**Given problem:**
Return, character for character, the lines from the one bearing "What does this" through the end of the material. Omit everything before that line.

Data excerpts
-*-

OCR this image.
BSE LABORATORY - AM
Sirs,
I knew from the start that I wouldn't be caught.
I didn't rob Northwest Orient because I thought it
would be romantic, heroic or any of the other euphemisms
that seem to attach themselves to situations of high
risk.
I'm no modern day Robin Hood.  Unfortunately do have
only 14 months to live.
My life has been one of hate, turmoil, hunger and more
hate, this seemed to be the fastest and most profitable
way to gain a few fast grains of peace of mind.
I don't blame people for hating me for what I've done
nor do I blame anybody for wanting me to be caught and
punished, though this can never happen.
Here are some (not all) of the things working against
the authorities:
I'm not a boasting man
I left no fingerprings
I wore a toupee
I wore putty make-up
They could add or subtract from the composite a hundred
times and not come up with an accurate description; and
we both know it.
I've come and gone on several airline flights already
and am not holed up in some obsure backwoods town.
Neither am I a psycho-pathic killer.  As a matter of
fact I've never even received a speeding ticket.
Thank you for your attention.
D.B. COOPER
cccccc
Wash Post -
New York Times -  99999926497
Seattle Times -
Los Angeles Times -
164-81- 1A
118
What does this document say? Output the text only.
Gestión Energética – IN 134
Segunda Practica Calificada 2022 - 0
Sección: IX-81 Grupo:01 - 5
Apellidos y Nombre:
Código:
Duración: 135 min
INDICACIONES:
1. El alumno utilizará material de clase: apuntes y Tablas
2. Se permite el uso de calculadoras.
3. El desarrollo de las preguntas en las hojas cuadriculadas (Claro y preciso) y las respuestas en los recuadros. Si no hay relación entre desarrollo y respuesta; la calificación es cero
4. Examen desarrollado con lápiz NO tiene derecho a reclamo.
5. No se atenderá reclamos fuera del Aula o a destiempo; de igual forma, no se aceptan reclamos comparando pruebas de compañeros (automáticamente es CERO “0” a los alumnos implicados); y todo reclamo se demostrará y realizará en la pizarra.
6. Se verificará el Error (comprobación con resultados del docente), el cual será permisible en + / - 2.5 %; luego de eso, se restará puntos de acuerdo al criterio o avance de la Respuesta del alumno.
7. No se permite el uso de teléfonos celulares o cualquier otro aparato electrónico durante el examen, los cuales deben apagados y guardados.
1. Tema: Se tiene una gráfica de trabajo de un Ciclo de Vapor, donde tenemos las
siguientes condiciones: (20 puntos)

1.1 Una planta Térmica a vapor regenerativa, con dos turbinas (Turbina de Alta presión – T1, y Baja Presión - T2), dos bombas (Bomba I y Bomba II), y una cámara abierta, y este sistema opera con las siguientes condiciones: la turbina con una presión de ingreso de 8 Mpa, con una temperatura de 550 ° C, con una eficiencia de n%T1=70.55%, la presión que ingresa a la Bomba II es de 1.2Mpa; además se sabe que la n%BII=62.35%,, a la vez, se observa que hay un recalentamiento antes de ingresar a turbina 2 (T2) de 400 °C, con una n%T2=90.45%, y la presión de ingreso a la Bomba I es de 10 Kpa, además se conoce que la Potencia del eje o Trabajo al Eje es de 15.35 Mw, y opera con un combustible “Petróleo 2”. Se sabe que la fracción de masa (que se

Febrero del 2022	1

-*-

**Answer in full:**
What does this document say? Output the text only.
Gestión Energética – IN 134
Segunda Practica Calificada 2022 - 0
Sección: IX-81 Grupo:01 - 5
Apellidos y Nombre:
Código:
Duración: 135 min
INDICACIONES:
1. El alumno utilizará material de clase: apuntes y Tablas
2. Se permite el uso de calculadoras.
3. El desarrollo de las preguntas en las hojas cuadriculadas (Claro y preciso) y las respuestas en los recuadros. Si no hay relación entre desarrollo y respuesta; la calificación es cero
4. Examen desarrollado con lápiz NO tiene derecho a reclamo.
5. No se atenderá reclamos fuera del Aula o a destiempo; de igual forma, no se aceptan reclamos comparando pruebas de compañeros (automáticamente es CERO “0” a los alumnos implicados); y todo reclamo se demostrará y realizará en la pizarra.
6. Se verificará el Error (comprobación con resultados del docente), el cual será permisible en + / - 2.5 %; luego de eso, se restará puntos de acuerdo al criterio o avance de la Respuesta del alumno.
7. No se permite el uso de teléfonos celulares o cualquier otro aparato electrónico durante el examen, los cuales deben apagados y guardados.
1. Tema: Se tiene una gráfica de trabajo de un Ciclo de Vapor, donde tenemos las
siguientes condiciones: (20 puntos)

1.1 Una planta Térmica a vapor regenerativa, con dos turbinas (Turbina de Alta presión – T1, y Baja Presión - T2), dos bombas (Bomba I y Bomba II), y una cámara abierta, y este sistema opera con las siguientes condiciones: la turbina con una presión de ingreso de 8 Mpa, con una temperatura de 550 ° C, con una eficiencia de n%T1=70.55%, la presión que ingresa a la Bomba II es de 1.2Mpa; además se sabe que la n%BII=62.35%,, a la vez, se observa que hay un recalentamiento antes de ingresar a turbina 2 (T2) de 400 °C, con una n%T2=90.45%, y la presión de ingreso a la Bomba I es de 10 Kpa, además se conoce que la Potencia del eje o Trabajo al Eje es de 15.35 Mw, y opera con un combustible “Petróleo 2”. Se sabe que la fracción de masa (que se

Febrero del 2022	1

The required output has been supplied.